Problem statement: Copy out all the lines exactly. Omit pictures.

##### Material #####

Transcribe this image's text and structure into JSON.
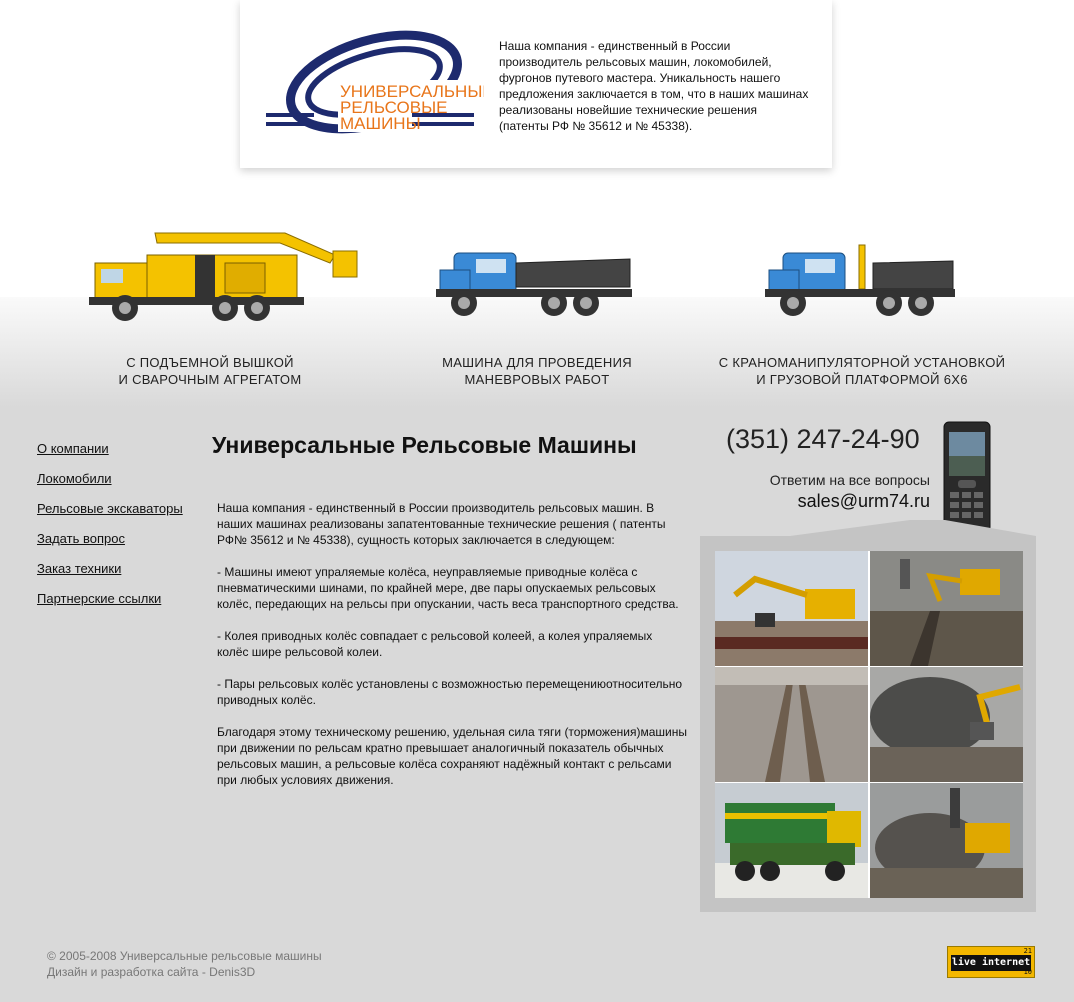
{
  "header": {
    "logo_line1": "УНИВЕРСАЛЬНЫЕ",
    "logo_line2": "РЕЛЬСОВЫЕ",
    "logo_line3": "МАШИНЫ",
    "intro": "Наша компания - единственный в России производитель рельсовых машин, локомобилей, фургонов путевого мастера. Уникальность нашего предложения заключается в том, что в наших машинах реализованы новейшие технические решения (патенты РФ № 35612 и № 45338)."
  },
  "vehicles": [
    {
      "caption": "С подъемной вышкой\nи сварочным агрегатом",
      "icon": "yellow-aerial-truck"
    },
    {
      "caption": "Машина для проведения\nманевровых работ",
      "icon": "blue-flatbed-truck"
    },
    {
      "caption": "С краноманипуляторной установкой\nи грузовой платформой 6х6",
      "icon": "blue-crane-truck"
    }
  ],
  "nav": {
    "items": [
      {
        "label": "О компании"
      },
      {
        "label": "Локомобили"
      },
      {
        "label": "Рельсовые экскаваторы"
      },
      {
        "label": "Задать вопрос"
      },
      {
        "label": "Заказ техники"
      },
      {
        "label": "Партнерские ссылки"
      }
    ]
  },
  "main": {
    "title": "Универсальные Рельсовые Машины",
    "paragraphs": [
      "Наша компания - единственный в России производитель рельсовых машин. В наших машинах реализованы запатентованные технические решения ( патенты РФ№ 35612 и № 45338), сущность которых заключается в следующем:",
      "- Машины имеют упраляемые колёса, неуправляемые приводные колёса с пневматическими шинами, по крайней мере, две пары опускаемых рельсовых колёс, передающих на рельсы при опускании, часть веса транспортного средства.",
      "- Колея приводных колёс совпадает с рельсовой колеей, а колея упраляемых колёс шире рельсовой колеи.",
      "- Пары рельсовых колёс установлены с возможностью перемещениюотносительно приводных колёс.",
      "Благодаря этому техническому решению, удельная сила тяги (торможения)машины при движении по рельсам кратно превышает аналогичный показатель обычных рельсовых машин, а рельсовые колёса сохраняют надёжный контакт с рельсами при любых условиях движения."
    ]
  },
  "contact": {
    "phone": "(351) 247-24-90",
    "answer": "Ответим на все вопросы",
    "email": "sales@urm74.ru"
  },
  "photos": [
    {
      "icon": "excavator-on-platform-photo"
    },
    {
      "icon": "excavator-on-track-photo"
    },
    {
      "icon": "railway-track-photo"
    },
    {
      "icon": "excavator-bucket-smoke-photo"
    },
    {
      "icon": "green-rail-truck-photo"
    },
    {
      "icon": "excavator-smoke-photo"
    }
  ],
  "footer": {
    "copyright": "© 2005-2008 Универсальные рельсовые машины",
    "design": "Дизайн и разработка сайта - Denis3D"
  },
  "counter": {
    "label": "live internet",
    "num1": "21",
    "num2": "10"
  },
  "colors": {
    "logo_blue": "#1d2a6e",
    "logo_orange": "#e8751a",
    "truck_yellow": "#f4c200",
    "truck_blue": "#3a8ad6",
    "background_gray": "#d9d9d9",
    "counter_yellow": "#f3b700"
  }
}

#####

Problem solution:
Transcribe this image's text and structure into JSON.
{
  "header": {
    "logo_line1": "УНИВЕРСАЛЬНЫЕ",
    "logo_line2": "РЕЛЬСОВЫЕ",
    "logo_line3": "МАШИНЫ",
    "intro": "Наша компания - единственный в России производитель рельсовых машин, локомобилей, фургонов путевого мастера. Уникальность нашего предложения заключается в том, что в наших машинах реализованы новейшие технические решения (патенты РФ № 35612 и № 45338)."
  },
  "vehicles": [
    {
      "caption": "С подъемной вышкой\nи сварочным агрегатом",
      "icon": "yellow-aerial-truck"
    },
    {
      "caption": "Машина для проведения\nманевровых работ",
      "icon": "blue-flatbed-truck"
    },
    {
      "caption": "С краноманипуляторной установкой\nи грузовой платформой 6х6",
      "icon": "blue-crane-truck"
    }
  ],
  "nav": {
    "items": [
      {
        "label": "О компании"
      },
      {
        "label": "Локомобили"
      },
      {
        "label": "Рельсовые экскаваторы"
      },
      {
        "label": "Задать вопрос"
      },
      {
        "label": "Заказ техники"
      },
      {
        "label": "Партнерские ссылки"
      }
    ]
  },
  "main": {
    "title": "Универсальные Рельсовые Машины",
    "paragraphs": [
      "Наша компания - единственный в России производитель рельсовых машин. В наших машинах реализованы запатентованные технические решения ( патенты РФ№ 35612 и № 45338), сущность которых заключается в следующем:",
      "- Машины имеют упраляемые колёса, неуправляемые приводные колёса с пневматическими шинами, по крайней мере, две пары опускаемых рельсовых колёс, передающих на рельсы при опускании, часть веса транспортного средства.",
      "- Колея приводных колёс совпадает с рельсовой колеей, а колея упраляемых колёс шире рельсовой колеи.",
      "- Пары рельсовых колёс установлены с возможностью перемещениюотносительно приводных колёс.",
      "Благодаря этому техническому решению, удельная сила тяги (торможения)машины при движении по рельсам кратно превышает аналогичный показатель обычных рельсовых машин, а рельсовые колёса сохраняют надёжный контакт с рельсами при любых условиях движения."
    ]
  },
  "contact": {
    "phone": "(351) 247-24-90",
    "answer": "Ответим на все вопросы",
    "email": "sales@urm74.ru"
  },
  "photos": [
    {
      "icon": "excavator-on-platform-photo"
    },
    {
      "icon": "excavator-on-track-photo"
    },
    {
      "icon": "railway-track-photo"
    },
    {
      "icon": "excavator-bucket-smoke-photo"
    },
    {
      "icon": "green-rail-truck-photo"
    },
    {
      "icon": "excavator-smoke-photo"
    }
  ],
  "footer": {
    "copyright": "© 2005-2008 Универсальные рельсовые машины",
    "design": "Дизайн и разработка сайта - Denis3D"
  },
  "counter": {
    "label": "live internet",
    "num1": "21",
    "num2": "10"
  },
  "colors": {
    "logo_blue": "#1d2a6e",
    "logo_orange": "#e8751a",
    "truck_yellow": "#f4c200",
    "truck_blue": "#3a8ad6",
    "background_gray": "#d9d9d9",
    "counter_yellow": "#f3b700"
  }
}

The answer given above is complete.